## Start STORED ROWS
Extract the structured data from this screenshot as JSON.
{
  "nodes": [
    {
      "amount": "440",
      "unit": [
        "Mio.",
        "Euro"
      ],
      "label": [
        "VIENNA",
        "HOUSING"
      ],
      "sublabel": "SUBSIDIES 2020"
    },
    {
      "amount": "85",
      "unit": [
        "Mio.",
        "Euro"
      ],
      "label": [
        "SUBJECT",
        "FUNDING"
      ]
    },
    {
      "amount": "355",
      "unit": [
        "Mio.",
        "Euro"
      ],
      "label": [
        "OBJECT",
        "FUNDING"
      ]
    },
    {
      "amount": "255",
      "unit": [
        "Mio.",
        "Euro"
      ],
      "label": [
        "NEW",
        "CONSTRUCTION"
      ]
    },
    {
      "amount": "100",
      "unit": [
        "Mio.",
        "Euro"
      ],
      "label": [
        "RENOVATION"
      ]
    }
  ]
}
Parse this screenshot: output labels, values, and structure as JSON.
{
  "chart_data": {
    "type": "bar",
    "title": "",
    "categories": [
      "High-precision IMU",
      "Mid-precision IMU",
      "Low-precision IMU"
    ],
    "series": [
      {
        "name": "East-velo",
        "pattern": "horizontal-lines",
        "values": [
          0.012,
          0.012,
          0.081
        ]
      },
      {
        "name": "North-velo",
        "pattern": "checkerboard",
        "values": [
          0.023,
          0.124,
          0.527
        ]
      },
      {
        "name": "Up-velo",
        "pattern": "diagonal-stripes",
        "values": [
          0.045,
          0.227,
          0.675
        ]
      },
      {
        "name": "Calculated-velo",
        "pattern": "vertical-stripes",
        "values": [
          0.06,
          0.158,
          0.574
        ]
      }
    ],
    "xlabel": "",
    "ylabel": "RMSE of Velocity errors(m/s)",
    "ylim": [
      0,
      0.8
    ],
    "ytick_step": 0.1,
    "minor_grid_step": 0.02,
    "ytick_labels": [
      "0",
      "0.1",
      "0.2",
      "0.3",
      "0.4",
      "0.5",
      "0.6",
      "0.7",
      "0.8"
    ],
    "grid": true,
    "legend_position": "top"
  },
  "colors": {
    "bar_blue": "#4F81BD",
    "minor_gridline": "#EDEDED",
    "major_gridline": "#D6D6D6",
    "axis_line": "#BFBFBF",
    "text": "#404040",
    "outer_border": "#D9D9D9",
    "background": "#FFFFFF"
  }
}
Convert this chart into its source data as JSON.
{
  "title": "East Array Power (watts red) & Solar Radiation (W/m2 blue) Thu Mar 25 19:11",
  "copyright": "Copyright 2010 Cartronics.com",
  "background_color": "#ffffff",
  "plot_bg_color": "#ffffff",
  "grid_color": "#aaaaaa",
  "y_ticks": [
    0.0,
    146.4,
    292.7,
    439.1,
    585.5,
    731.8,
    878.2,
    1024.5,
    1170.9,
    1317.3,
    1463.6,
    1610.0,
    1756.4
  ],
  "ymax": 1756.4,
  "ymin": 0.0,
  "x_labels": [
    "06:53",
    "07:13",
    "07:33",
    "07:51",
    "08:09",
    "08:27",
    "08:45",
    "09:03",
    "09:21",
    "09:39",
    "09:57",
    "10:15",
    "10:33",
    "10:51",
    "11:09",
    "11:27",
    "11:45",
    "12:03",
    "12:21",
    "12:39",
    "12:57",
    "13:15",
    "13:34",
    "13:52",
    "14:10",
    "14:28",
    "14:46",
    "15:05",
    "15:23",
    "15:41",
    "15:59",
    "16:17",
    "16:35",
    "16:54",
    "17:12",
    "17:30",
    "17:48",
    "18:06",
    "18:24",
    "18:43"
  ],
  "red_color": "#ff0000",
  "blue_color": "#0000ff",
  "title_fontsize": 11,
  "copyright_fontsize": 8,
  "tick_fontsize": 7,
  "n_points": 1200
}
## End STORED ROWS
Pull out the lines above in which the word "screenshot" appears.

### EXERCISE RESPONSE
Extract the structured data from this screenshot as JSON.
Parse this screenshot: output labels, values, and structure as JSON.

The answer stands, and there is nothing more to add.